Some records:
________________________

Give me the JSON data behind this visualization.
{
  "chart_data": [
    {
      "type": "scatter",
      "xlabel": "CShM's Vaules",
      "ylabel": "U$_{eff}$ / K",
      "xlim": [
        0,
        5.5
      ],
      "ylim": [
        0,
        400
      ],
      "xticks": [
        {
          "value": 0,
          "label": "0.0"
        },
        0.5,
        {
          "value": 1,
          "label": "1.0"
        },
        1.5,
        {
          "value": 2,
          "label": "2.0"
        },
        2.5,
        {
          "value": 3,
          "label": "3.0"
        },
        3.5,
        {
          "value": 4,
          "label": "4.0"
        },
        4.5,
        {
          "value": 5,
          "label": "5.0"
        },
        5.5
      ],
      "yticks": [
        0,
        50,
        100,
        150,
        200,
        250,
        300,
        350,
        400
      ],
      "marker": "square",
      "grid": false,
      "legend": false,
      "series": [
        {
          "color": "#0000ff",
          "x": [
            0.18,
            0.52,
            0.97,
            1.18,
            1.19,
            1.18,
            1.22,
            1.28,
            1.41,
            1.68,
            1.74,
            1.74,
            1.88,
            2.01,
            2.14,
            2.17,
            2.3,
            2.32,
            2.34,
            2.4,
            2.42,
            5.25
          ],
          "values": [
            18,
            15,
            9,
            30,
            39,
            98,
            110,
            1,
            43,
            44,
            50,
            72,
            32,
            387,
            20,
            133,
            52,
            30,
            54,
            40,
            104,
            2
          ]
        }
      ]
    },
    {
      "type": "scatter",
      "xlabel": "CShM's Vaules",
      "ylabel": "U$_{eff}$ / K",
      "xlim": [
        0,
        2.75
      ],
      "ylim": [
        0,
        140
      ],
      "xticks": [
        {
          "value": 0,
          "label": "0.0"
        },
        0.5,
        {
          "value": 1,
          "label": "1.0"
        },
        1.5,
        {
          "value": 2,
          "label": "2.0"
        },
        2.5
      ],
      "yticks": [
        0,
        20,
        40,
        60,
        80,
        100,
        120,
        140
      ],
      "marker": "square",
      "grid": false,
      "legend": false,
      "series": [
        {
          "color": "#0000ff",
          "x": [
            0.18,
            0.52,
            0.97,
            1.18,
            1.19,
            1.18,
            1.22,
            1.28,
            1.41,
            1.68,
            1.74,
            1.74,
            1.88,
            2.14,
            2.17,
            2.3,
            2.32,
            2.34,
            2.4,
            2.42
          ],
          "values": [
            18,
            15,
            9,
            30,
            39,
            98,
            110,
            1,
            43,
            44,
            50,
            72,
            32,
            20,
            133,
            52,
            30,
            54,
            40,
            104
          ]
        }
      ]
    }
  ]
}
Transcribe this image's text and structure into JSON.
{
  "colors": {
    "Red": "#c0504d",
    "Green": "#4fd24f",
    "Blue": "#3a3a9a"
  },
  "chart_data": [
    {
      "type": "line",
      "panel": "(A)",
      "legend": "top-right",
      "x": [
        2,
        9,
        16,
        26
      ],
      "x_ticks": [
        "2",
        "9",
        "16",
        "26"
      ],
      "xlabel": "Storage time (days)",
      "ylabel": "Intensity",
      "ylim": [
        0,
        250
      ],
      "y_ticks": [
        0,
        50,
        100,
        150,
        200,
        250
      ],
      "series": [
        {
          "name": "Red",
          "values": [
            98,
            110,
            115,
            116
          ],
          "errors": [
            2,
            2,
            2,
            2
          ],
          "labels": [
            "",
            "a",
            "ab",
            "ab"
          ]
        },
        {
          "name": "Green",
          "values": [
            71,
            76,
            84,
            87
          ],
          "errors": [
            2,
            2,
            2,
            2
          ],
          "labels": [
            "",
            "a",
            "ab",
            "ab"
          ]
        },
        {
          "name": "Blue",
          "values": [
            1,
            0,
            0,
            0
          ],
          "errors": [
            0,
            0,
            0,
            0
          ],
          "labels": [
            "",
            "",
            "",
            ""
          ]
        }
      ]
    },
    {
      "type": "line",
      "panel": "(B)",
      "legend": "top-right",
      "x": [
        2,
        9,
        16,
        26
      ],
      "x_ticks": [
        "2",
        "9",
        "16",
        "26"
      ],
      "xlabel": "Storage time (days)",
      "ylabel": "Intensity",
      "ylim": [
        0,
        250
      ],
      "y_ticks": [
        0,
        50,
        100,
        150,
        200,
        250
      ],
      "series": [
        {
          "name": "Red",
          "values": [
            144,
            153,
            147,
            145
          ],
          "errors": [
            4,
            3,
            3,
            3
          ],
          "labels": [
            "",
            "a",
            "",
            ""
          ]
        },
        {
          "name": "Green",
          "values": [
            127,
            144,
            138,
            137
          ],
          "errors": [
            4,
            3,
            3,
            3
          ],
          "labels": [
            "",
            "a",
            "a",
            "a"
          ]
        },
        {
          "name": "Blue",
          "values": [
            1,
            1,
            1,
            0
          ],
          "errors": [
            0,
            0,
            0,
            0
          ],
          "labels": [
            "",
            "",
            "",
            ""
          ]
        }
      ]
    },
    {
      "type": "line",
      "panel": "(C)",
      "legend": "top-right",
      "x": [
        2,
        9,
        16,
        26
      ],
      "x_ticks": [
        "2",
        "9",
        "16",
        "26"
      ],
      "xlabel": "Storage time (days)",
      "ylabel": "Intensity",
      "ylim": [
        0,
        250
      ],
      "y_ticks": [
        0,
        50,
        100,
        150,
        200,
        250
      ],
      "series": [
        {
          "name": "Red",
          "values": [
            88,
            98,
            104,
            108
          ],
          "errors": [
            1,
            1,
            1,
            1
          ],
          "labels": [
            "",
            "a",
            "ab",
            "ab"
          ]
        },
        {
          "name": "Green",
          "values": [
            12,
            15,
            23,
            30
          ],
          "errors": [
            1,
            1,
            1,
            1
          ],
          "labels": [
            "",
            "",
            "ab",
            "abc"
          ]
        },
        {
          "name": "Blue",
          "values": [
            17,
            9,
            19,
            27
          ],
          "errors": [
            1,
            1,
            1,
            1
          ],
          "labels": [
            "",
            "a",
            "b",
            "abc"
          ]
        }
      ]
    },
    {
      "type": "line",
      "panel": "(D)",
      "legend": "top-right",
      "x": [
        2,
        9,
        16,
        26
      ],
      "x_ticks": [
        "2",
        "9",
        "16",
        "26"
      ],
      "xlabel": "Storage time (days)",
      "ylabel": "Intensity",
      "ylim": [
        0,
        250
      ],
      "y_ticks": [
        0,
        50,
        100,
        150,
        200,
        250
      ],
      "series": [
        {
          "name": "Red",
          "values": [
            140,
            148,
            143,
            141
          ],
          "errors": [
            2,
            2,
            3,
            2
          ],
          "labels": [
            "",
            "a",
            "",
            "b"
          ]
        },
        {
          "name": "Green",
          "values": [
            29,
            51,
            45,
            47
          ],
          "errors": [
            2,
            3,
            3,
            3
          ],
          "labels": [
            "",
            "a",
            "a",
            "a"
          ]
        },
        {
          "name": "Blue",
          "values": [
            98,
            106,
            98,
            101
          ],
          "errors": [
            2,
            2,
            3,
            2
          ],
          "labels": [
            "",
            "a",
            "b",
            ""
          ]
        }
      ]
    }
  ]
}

________________________

TASK BRIEF
All of the data needs to be printed once more, exactly.

THE ANSWER
Give me the JSON data behind this visualization.
{
  "chart_data": [
    {
      "type": "scatter",
      "xlabel": "CShM's Vaules",
      "ylabel": "U$_{eff}$ / K",
      "xlim": [
        0,
        5.5
      ],
      "ylim": [
        0,
        400
      ],
      "xticks": [
        {
          "value": 0,
          "label": "0.0"
        },
        0.5,
        {
          "value": 1,
          "label": "1.0"
        },
        1.5,
        {
          "value": 2,
          "label": "2.0"
        },
        2.5,
        {
          "value": 3,
          "label": "3.0"
        },
        3.5,
        {
          "value": 4,
          "label": "4.0"
        },
        4.5,
        {
          "value": 5,
          "label": "5.0"
        },
        5.5
      ],
      "yticks": [
        0,
        50,
        100,
        150,
        200,
        250,
        300,
        350,
        400
      ],
      "marker": "square",
      "grid": false,
      "legend": false,
      "series": [
        {
          "color": "#0000ff",
          "x": [
            0.18,
            0.52,
            0.97,
            1.18,
            1.19,
            1.18,
            1.22,
            1.28,
            1.41,
            1.68,
            1.74,
            1.74,
            1.88,
            2.01,
            2.14,
            2.17,
            2.3,
            2.32,
            2.34,
            2.4,
            2.42,
            5.25
          ],
          "values": [
            18,
            15,
            9,
            30,
            39,
            98,
            110,
            1,
            43,
            44,
            50,
            72,
            32,
            387,
            20,
            133,
            52,
            30,
            54,
            40,
            104,
            2
          ]
        }
      ]
    },
    {
      "type": "scatter",
      "xlabel": "CShM's Vaules",
      "ylabel": "U$_{eff}$ / K",
      "xlim": [
        0,
        2.75
      ],
      "ylim": [
        0,
        140
      ],
      "xticks": [
        {
          "value": 0,
          "label": "0.0"
        },
        0.5,
        {
          "value": 1,
          "label": "1.0"
        },
        1.5,
        {
          "value": 2,
          "label": "2.0"
        },
        2.5
      ],
      "yticks": [
        0,
        20,
        40,
        60,
        80,
        100,
        120,
        140
      ],
      "marker": "square",
      "grid": false,
      "legend": false,
      "series": [
        {
          "color": "#0000ff",
          "x": [
            0.18,
            0.52,
            0.97,
            1.18,
            1.19,
            1.18,
            1.22,
            1.28,
            1.41,
            1.68,
            1.74,
            1.74,
            1.88,
            2.14,
            2.17,
            2.3,
            2.32,
            2.34,
            2.4,
            2.42
          ],
          "values": [
            18,
            15,
            9,
            30,
            39,
            98,
            110,
            1,
            43,
            44,
            50,
            72,
            32,
            20,
            133,
            52,
            30,
            54,
            40,
            104
          ]
        }
      ]
    }
  ]
}
Transcribe this image's text and structure into JSON.
{
  "colors": {
    "Red": "#c0504d",
    "Green": "#4fd24f",
    "Blue": "#3a3a9a"
  },
  "chart_data": [
    {
      "type": "line",
      "panel": "(A)",
      "legend": "top-right",
      "x": [
        2,
        9,
        16,
        26
      ],
      "x_ticks": [
        "2",
        "9",
        "16",
        "26"
      ],
      "xlabel": "Storage time (days)",
      "ylabel": "Intensity",
      "ylim": [
        0,
        250
      ],
      "y_ticks": [
        0,
        50,
        100,
        150,
        200,
        250
      ],
      "series": [
        {
          "name": "Red",
          "values": [
            98,
            110,
            115,
            116
          ],
          "errors": [
            2,
            2,
            2,
            2
          ],
          "labels": [
            "",
            "a",
            "ab",
            "ab"
          ]
        },
        {
          "name": "Green",
          "values": [
            71,
            76,
            84,
            87
          ],
          "errors": [
            2,
            2,
            2,
            2
          ],
          "labels": [
            "",
            "a",
            "ab",
            "ab"
          ]
        },
        {
          "name": "Blue",
          "values": [
            1,
            0,
            0,
            0
          ],
          "errors": [
            0,
            0,
            0,
            0
          ],
          "labels": [
            "",
            "",
            "",
            ""
          ]
        }
      ]
    },
    {
      "type": "line",
      "panel": "(B)",
      "legend": "top-right",
      "x": [
        2,
        9,
        16,
        26
      ],
      "x_ticks": [
        "2",
        "9",
        "16",
        "26"
      ],
      "xlabel": "Storage time (days)",
      "ylabel": "Intensity",
      "ylim": [
        0,
        250
      ],
      "y_ticks": [
        0,
        50,
        100,
        150,
        200,
        250
      ],
      "series": [
        {
          "name": "Red",
          "values": [
            144,
            153,
            147,
            145
          ],
          "errors": [
            4,
            3,
            3,
            3
          ],
          "labels": [
            "",
            "a",
            "",
            ""
          ]
        },
        {
          "name": "Green",
          "values": [
            127,
            144,
            138,
            137
          ],
          "errors": [
            4,
            3,
            3,
            3
          ],
          "labels": [
            "",
            "a",
            "a",
            "a"
          ]
        },
        {
          "name": "Blue",
          "values": [
            1,
            1,
            1,
            0
          ],
          "errors": [
            0,
            0,
            0,
            0
          ],
          "labels": [
            "",
            "",
            "",
            ""
          ]
        }
      ]
    },
    {
      "type": "line",
      "panel": "(C)",
      "legend": "top-right",
      "x": [
        2,
        9,
        16,
        26
      ],
      "x_ticks": [
        "2",
        "9",
        "16",
        "26"
      ],
      "xlabel": "Storage time (days)",
      "ylabel": "Intensity",
      "ylim": [
        0,
        250
      ],
      "y_ticks": [
        0,
        50,
        100,
        150,
        200,
        250
      ],
      "series": [
        {
          "name": "Red",
          "values": [
            88,
            98,
            104,
            108
          ],
          "errors": [
            1,
            1,
            1,
            1
          ],
          "labels": [
            "",
            "a",
            "ab",
            "ab"
          ]
        },
        {
          "name": "Green",
          "values": [
            12,
            15,
            23,
            30
          ],
          "errors": [
            1,
            1,
            1,
            1
          ],
          "labels": [
            "",
            "",
            "ab",
            "abc"
          ]
        },
        {
          "name": "Blue",
          "values": [
            17,
            9,
            19,
            27
          ],
          "errors": [
            1,
            1,
            1,
            1
          ],
          "labels": [
            "",
            "a",
            "b",
            "abc"
          ]
        }
      ]
    },
    {
      "type": "line",
      "panel": "(D)",
      "legend": "top-right",
      "x": [
        2,
        9,
        16,
        26
      ],
      "x_ticks": [
        "2",
        "9",
        "16",
        "26"
      ],
      "xlabel": "Storage time (days)",
      "ylabel": "Intensity",
      "ylim": [
        0,
        250
      ],
      "y_ticks": [
        0,
        50,
        100,
        150,
        200,
        250
      ],
      "series": [
        {
          "name": "Red",
          "values": [
            140,
            148,
            143,
            141
          ],
          "errors": [
            2,
            2,
            3,
            2
          ],
          "labels": [
            "",
            "a",
            "",
            "b"
          ]
        },
        {
          "name": "Green",
          "values": [
            29,
            51,
            45,
            47
          ],
          "errors": [
            2,
            3,
            3,
            3
          ],
          "labels": [
            "",
            "a",
            "a",
            "a"
          ]
        },
        {
          "name": "Blue",
          "values": [
            98,
            106,
            98,
            101
          ],
          "errors": [
            2,
            2,
            3,
            2
          ],
          "labels": [
            "",
            "a",
            "b",
            ""
          ]
        }
      ]
    }
  ]
}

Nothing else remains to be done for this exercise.